• [SHORT EXERCISE A]:
In the passage on tag circuit fabrication:
(i) What material is the strip typically made of, and how thick is it?
(ii) What happens to the nonprinted areas after the tag circuit is printed?
(iii) What is the typical thickness of the aluminum foil?
• [SHORT EXERCISE B]: Set down the passage on tag circuit fabrication from "The tag circuit can" up to and including "one mil thickness.".

• [EXCERPTED TEXT]:
.....

The tag circuit can be fabricated by various printed and etched circuit techniques well known in the art. Extremely low cost fabrication can be accomplished by use of a continuous production process to provide a strip of tags which can be separated for use. Typically, in such a continuous process, an insulative strip of material is employed having a conductive foil laminated or extruded on each side thereof. The tag circuit is repetitively printed onto respective sides of the strip and the nonprinted areas are etched away to complete the continuous roll of tags, which can then be cut or otherwise severed from the strip. The strip is typically high density polyethylene of one to two mils thickness having formed on each side thereof an aluminum foil of, typically, one mil thickness.

.....

Annotated element listings
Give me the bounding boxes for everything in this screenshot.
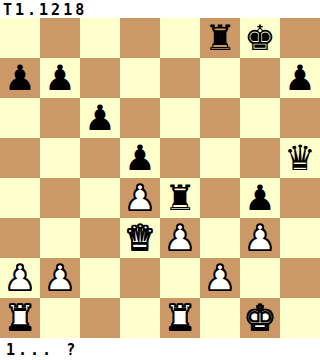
square-g3[interactable]: ♟: [240, 218, 280, 258]
piece-white-rook: ♜: [164, 298, 195, 338]
square-e6[interactable]: [160, 98, 200, 138]
square-a6[interactable]: [0, 98, 40, 138]
square-h7[interactable]: ♟: [280, 58, 320, 98]
piece-white-pawn: ♟: [164, 218, 195, 258]
piece-black-rook: ♜: [164, 178, 195, 218]
square-f8[interactable]: ♜: [200, 18, 240, 58]
square-d7[interactable]: [120, 58, 160, 98]
square-d1[interactable]: [120, 298, 160, 338]
square-c4[interactable]: [80, 178, 120, 218]
square-c7[interactable]: [80, 58, 120, 98]
piece-black-rook: ♜: [204, 18, 235, 58]
square-d4[interactable]: ♟: [120, 178, 160, 218]
square-b8[interactable]: [40, 18, 80, 58]
puzzle-id: T1.1218: [0, 0, 320, 18]
square-f6[interactable]: [200, 98, 240, 138]
square-c6[interactable]: ♟: [80, 98, 120, 138]
square-b1[interactable]: [40, 298, 80, 338]
square-e8[interactable]: [160, 18, 200, 58]
square-h8[interactable]: [280, 18, 320, 58]
square-d2[interactable]: [120, 258, 160, 298]
square-e2[interactable]: [160, 258, 200, 298]
square-h6[interactable]: [280, 98, 320, 138]
square-f5[interactable]: [200, 138, 240, 178]
piece-black-king: ♚: [244, 18, 275, 58]
square-b4[interactable]: [40, 178, 80, 218]
piece-black-queen: ♛: [284, 138, 315, 178]
square-c5[interactable]: [80, 138, 120, 178]
square-c3[interactable]: [80, 218, 120, 258]
square-d6[interactable]: [120, 98, 160, 138]
square-d5[interactable]: ♟: [120, 138, 160, 178]
square-a2[interactable]: ♟: [0, 258, 40, 298]
square-f1[interactable]: [200, 298, 240, 338]
square-g8[interactable]: ♚: [240, 18, 280, 58]
square-b6[interactable]: [40, 98, 80, 138]
square-g2[interactable]: [240, 258, 280, 298]
piece-white-rook: ♜: [4, 298, 35, 338]
square-a5[interactable]: [0, 138, 40, 178]
square-g4[interactable]: ♟: [240, 178, 280, 218]
square-g7[interactable]: [240, 58, 280, 98]
square-a4[interactable]: [0, 178, 40, 218]
square-c2[interactable]: [80, 258, 120, 298]
square-h2[interactable]: [280, 258, 320, 298]
square-h5[interactable]: ♛: [280, 138, 320, 178]
square-g6[interactable]: [240, 98, 280, 138]
square-a8[interactable]: [0, 18, 40, 58]
chess-board: ♜♚♟♟♟♟♟♛♟♜♟♛♟♟♟♟♟♜♜♚: [0, 18, 320, 338]
piece-black-pawn: ♟: [84, 98, 115, 138]
square-h3[interactable]: [280, 218, 320, 258]
square-f7[interactable]: [200, 58, 240, 98]
square-a1[interactable]: ♜: [0, 298, 40, 338]
piece-white-pawn: ♟: [4, 258, 35, 298]
square-e3[interactable]: ♟: [160, 218, 200, 258]
piece-black-pawn: ♟: [4, 58, 35, 98]
square-d8[interactable]: [120, 18, 160, 58]
piece-white-pawn: ♟: [44, 258, 75, 298]
square-f4[interactable]: [200, 178, 240, 218]
piece-black-pawn: ♟: [124, 138, 155, 178]
square-a3[interactable]: [0, 218, 40, 258]
piece-black-pawn: ♟: [44, 58, 75, 98]
square-g5[interactable]: [240, 138, 280, 178]
square-e5[interactable]: [160, 138, 200, 178]
piece-white-pawn: ♟: [124, 178, 155, 218]
piece-white-queen: ♛: [124, 218, 155, 258]
square-b5[interactable]: [40, 138, 80, 178]
piece-white-king: ♚: [244, 298, 275, 338]
square-e1[interactable]: ♜: [160, 298, 200, 338]
square-e4[interactable]: ♜: [160, 178, 200, 218]
piece-white-pawn: ♟: [204, 258, 235, 298]
piece-white-pawn: ♟: [244, 218, 275, 258]
square-f2[interactable]: ♟: [200, 258, 240, 298]
square-g1[interactable]: ♚: [240, 298, 280, 338]
square-f3[interactable]: [200, 218, 240, 258]
square-h4[interactable]: [280, 178, 320, 218]
piece-black-pawn: ♟: [284, 58, 315, 98]
square-h1[interactable]: [280, 298, 320, 338]
square-c1[interactable]: [80, 298, 120, 338]
square-b7[interactable]: ♟: [40, 58, 80, 98]
square-b3[interactable]: [40, 218, 80, 258]
square-b2[interactable]: ♟: [40, 258, 80, 298]
square-d3[interactable]: ♛: [120, 218, 160, 258]
chess-puzzle-page: T1.1218 ♜♚♟♟♟♟♟♛♟♜♟♛♟♟♟♟♟♜♜♚ 1... ?: [0, 0, 320, 360]
move-prompt: 1... ?: [0, 338, 320, 360]
square-e7[interactable]: [160, 58, 200, 98]
piece-black-pawn: ♟: [244, 178, 275, 218]
square-a7[interactable]: ♟: [0, 58, 40, 98]
square-c8[interactable]: [80, 18, 120, 58]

.....

• [FULL RESPONSE A]:
(i) High density polyethylene, one to two mils thick.
(ii) They are etched away.
(iii) One mil.

• [FULL RESPONSE B]:
The tag circuit can be fabricated by various printed and etched circuit techniques well known in the art. Extremely low cost fabrication can be accomplished by use of a continuous production process to provide a strip of tags which can be separated for use. Typically, in such a continuous process, an insulative strip of material is employed having a conductive foil laminated or extruded on each side thereof. The tag circuit is repetitively printed onto respective sides of the strip and the nonprinted areas are etched away to complete the continuous roll of tags, which can then be cut or otherwise severed from the strip. The strip is typically high density polyethylene of one to two mils thickness having formed on each side thereof an aluminum foil of, typically, one mil thickness.